## Exercise prompt
Your answer must be a word-for-word copy of the data.

Page content transcription data
########################################

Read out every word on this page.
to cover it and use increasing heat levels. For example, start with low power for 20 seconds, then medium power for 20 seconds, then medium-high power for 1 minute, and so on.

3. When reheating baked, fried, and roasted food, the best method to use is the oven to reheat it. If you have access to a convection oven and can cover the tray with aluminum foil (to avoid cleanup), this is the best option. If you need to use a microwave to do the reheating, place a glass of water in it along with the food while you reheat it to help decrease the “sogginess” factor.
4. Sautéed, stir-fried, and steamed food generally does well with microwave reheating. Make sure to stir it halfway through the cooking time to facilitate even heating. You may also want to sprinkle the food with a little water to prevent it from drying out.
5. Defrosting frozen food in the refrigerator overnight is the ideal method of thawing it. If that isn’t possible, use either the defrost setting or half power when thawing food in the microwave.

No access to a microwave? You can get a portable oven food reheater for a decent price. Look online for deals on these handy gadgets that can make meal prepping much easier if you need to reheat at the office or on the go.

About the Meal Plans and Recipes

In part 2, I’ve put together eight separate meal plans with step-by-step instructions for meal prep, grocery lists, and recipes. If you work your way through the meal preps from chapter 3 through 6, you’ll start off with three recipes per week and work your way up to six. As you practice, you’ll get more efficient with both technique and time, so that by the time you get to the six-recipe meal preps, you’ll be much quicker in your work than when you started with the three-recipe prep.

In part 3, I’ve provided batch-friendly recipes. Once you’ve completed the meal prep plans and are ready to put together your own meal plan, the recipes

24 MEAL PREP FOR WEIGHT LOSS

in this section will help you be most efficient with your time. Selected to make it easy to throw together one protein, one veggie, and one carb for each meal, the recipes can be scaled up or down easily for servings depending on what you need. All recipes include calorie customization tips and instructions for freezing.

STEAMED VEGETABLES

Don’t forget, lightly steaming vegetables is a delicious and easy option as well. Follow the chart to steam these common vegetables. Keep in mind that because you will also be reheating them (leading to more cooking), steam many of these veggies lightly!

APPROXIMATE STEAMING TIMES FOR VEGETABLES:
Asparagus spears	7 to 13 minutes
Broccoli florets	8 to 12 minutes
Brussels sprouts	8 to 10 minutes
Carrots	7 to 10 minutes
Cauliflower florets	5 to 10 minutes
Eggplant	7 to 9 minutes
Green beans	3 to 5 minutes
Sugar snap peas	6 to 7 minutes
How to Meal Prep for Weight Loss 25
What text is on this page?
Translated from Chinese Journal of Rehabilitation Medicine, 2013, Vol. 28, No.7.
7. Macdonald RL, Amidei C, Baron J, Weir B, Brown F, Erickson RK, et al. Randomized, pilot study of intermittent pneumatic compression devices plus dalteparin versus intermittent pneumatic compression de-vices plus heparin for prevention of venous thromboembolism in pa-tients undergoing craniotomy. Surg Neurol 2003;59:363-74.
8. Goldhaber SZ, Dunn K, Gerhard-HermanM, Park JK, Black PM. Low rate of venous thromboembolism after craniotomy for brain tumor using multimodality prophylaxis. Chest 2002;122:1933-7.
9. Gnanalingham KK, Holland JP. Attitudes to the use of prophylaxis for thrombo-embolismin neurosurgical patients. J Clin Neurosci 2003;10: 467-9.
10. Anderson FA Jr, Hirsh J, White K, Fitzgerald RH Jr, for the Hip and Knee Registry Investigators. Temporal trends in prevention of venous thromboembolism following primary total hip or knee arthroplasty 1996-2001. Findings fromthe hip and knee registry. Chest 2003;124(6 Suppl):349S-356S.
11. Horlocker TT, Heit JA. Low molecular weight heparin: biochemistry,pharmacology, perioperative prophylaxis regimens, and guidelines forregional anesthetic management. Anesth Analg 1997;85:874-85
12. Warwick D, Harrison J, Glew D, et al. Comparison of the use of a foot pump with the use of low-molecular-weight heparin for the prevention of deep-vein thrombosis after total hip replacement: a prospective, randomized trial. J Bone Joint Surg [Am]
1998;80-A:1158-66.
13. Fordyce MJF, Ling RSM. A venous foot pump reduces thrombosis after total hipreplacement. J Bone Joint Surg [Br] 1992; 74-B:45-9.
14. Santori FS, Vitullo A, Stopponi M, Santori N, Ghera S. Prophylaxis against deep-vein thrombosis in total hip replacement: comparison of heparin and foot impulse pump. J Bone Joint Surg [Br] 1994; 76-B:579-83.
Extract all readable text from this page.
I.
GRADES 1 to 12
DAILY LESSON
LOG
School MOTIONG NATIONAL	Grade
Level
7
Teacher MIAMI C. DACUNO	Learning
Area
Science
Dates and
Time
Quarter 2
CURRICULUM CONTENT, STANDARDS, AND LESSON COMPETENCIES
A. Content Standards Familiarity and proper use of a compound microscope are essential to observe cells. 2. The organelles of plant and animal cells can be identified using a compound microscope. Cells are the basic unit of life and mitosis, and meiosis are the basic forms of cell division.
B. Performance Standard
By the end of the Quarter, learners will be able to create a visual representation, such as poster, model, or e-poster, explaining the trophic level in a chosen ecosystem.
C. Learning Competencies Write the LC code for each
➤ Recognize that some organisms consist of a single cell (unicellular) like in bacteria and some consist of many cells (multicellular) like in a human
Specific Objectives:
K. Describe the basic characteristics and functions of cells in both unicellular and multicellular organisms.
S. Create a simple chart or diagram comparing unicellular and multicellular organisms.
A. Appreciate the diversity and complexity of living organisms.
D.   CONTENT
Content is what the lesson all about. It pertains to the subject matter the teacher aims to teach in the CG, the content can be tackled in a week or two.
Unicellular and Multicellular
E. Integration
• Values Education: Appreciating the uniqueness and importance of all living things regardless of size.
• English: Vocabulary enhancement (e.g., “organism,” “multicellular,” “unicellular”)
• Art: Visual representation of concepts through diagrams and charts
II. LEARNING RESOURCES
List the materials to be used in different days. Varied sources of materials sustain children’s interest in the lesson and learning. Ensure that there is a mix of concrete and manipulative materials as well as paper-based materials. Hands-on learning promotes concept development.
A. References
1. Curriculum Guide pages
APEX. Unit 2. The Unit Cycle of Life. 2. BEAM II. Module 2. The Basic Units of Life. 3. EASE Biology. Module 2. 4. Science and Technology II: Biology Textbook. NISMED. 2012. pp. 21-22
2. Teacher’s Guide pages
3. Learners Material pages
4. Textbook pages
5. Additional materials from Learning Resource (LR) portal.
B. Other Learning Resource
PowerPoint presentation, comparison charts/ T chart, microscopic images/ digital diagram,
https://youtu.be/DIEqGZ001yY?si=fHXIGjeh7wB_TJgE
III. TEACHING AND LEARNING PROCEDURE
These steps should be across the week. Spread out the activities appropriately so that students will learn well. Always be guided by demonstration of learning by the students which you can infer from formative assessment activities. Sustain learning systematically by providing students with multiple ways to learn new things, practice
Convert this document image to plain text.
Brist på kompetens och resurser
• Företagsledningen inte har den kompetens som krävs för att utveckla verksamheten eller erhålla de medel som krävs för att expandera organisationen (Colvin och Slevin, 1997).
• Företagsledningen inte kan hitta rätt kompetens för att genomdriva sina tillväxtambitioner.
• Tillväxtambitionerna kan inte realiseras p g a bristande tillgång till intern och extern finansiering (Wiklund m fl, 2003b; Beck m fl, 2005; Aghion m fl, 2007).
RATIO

########################################

## Problem solution
Read out every word on this page.
to cover it and use increasing heat levels. For example, start with low power for 20 seconds, then medium power for 20 seconds, then medium-high power for 1 minute, and so on.

3. When reheating baked, fried, and roasted food, the best method to use is the oven to reheat it. If you have access to a convection oven and can cover the tray with aluminum foil (to avoid cleanup), this is the best option. If you need to use a microwave to do the reheating, place a glass of water in it along with the food while you reheat it to help decrease the “sogginess” factor.
4. Sautéed, stir-fried, and steamed food generally does well with microwave reheating. Make sure to stir it halfway through the cooking time to facilitate even heating. You may also want to sprinkle the food with a little water to prevent it from drying out.
5. Defrosting frozen food in the refrigerator overnight is the ideal method of thawing it. If that isn’t possible, use either the defrost setting or half power when thawing food in the microwave.

No access to a microwave? You can get a portable oven food reheater for a decent price. Look online for deals on these handy gadgets that can make meal prepping much easier if you need to reheat at the office or on the go.

About the Meal Plans and Recipes

In part 2, I’ve put together eight separate meal plans with step-by-step instructions for meal prep, grocery lists, and recipes. If you work your way through the meal preps from chapter 3 through 6, you’ll start off with three recipes per week and work your way up to six. As you practice, you’ll get more efficient with both technique and time, so that by the time you get to the six-recipe meal preps, you’ll be much quicker in your work than when you started with the three-recipe prep.

In part 3, I’ve provided batch-friendly recipes. Once you’ve completed the meal prep plans and are ready to put together your own meal plan, the recipes

24 MEAL PREP FOR WEIGHT LOSS

in this section will help you be most efficient with your time. Selected to make it easy to throw together one protein, one veggie, and one carb for each meal, the recipes can be scaled up or down easily for servings depending on what you need. All recipes include calorie customization tips and instructions for freezing.

STEAMED VEGETABLES

Don’t forget, lightly steaming vegetables is a delicious and easy option as well. Follow the chart to steam these common vegetables. Keep in mind that because you will also be reheating them (leading to more cooking), steam many of these veggies lightly!

APPROXIMATE STEAMING TIMES FOR VEGETABLES:
Asparagus spears	7 to 13 minutes
Broccoli florets	8 to 12 minutes
Brussels sprouts	8 to 10 minutes
Carrots	7 to 10 minutes
Cauliflower florets	5 to 10 minutes
Eggplant	7 to 9 minutes
Green beans	3 to 5 minutes
Sugar snap peas	6 to 7 minutes
How to Meal Prep for Weight Loss 25
What text is on this page?
Translated from Chinese Journal of Rehabilitation Medicine, 2013, Vol. 28, No.7.
7. Macdonald RL, Amidei C, Baron J, Weir B, Brown F, Erickson RK, et al. Randomized, pilot study of intermittent pneumatic compression devices plus dalteparin versus intermittent pneumatic compression de-vices plus heparin for prevention of venous thromboembolism in pa-tients undergoing craniotomy. Surg Neurol 2003;59:363-74.
8. Goldhaber SZ, Dunn K, Gerhard-HermanM, Park JK, Black PM. Low rate of venous thromboembolism after craniotomy for brain tumor using multimodality prophylaxis. Chest 2002;122:1933-7.
9. Gnanalingham KK, Holland JP. Attitudes to the use of prophylaxis for thrombo-embolismin neurosurgical patients. J Clin Neurosci 2003;10: 467-9.
10. Anderson FA Jr, Hirsh J, White K, Fitzgerald RH Jr, for the Hip and Knee Registry Investigators. Temporal trends in prevention of venous thromboembolism following primary total hip or knee arthroplasty 1996-2001. Findings fromthe hip and knee registry. Chest 2003;124(6 Suppl):349S-356S.
11. Horlocker TT, Heit JA. Low molecular weight heparin: biochemistry,pharmacology, perioperative prophylaxis regimens, and guidelines forregional anesthetic management. Anesth Analg 1997;85:874-85
12. Warwick D, Harrison J, Glew D, et al. Comparison of the use of a foot pump with the use of low-molecular-weight heparin for the prevention of deep-vein thrombosis after total hip replacement: a prospective, randomized trial. J Bone Joint Surg [Am]
1998;80-A:1158-66.
13. Fordyce MJF, Ling RSM. A venous foot pump reduces thrombosis after total hipreplacement. J Bone Joint Surg [Br] 1992; 74-B:45-9.
14. Santori FS, Vitullo A, Stopponi M, Santori N, Ghera S. Prophylaxis against deep-vein thrombosis in total hip replacement: comparison of heparin and foot impulse pump. J Bone Joint Surg [Br] 1994; 76-B:579-83.
Extract all readable text from this page.
I.
GRADES 1 to 12
DAILY LESSON
LOG
School MOTIONG NATIONAL	Grade
Level
7
Teacher MIAMI C. DACUNO	Learning
Area
Science
Dates and
Time
Quarter 2
CURRICULUM CONTENT, STANDARDS, AND LESSON COMPETENCIES
A. Content Standards Familiarity and proper use of a compound microscope are essential to observe cells. 2. The organelles of plant and animal cells can be identified using a compound microscope. Cells are the basic unit of life and mitosis, and meiosis are the basic forms of cell division.
B. Performance Standard
By the end of the Quarter, learners will be able to create a visual representation, such as poster, model, or e-poster, explaining the trophic level in a chosen ecosystem.
C. Learning Competencies Write the LC code for each
➤ Recognize that some organisms consist of a single cell (unicellular) like in bacteria and some consist of many cells (multicellular) like in a human
Specific Objectives:
K. Describe the basic characteristics and functions of cells in both unicellular and multicellular organisms.
S. Create a simple chart or diagram comparing unicellular and multicellular organisms.
A. Appreciate the diversity and complexity of living organisms.
D.   CONTENT
Content is what the lesson all about. It pertains to the subject matter the teacher aims to teach in the CG, the content can be tackled in a week or two.
Unicellular and Multicellular
E. Integration
• Values Education: Appreciating the uniqueness and importance of all living things regardless of size.
• English: Vocabulary enhancement (e.g., “organism,” “multicellular,” “unicellular”)
• Art: Visual representation of concepts through diagrams and charts
II. LEARNING RESOURCES
List the materials to be used in different days. Varied sources of materials sustain children’s interest in the lesson and learning. Ensure that there is a mix of concrete and manipulative materials as well as paper-based materials. Hands-on learning promotes concept development.
A. References
1. Curriculum Guide pages
APEX. Unit 2. The Unit Cycle of Life. 2. BEAM II. Module 2. The Basic Units of Life. 3. EASE Biology. Module 2. 4. Science and Technology II: Biology Textbook. NISMED. 2012. pp. 21-22
2. Teacher’s Guide pages
3. Learners Material pages
4. Textbook pages
5. Additional materials from Learning Resource (LR) portal.
B. Other Learning Resource
PowerPoint presentation, comparison charts/ T chart, microscopic images/ digital diagram,
https://youtu.be/DIEqGZ001yY?si=fHXIGjeh7wB_TJgE
III. TEACHING AND LEARNING PROCEDURE
These steps should be across the week. Spread out the activities appropriately so that students will learn well. Always be guided by demonstration of learning by the students which you can infer from formative assessment activities. Sustain learning systematically by providing students with multiple ways to learn new things, practice
Convert this document image to plain text.
Brist på kompetens och resurser
• Företagsledningen inte har den kompetens som krävs för att utveckla verksamheten eller erhålla de medel som krävs för att expandera organisationen (Colvin och Slevin, 1997).
• Företagsledningen inte kan hitta rätt kompetens för att genomdriva sina tillväxtambitioner.
• Tillväxtambitionerna kan inte realiseras p g a bristande tillgång till intern och extern finansiering (Wiklund m fl, 2003b; Beck m fl, 2005; Aghion m fl, 2007).
RATIO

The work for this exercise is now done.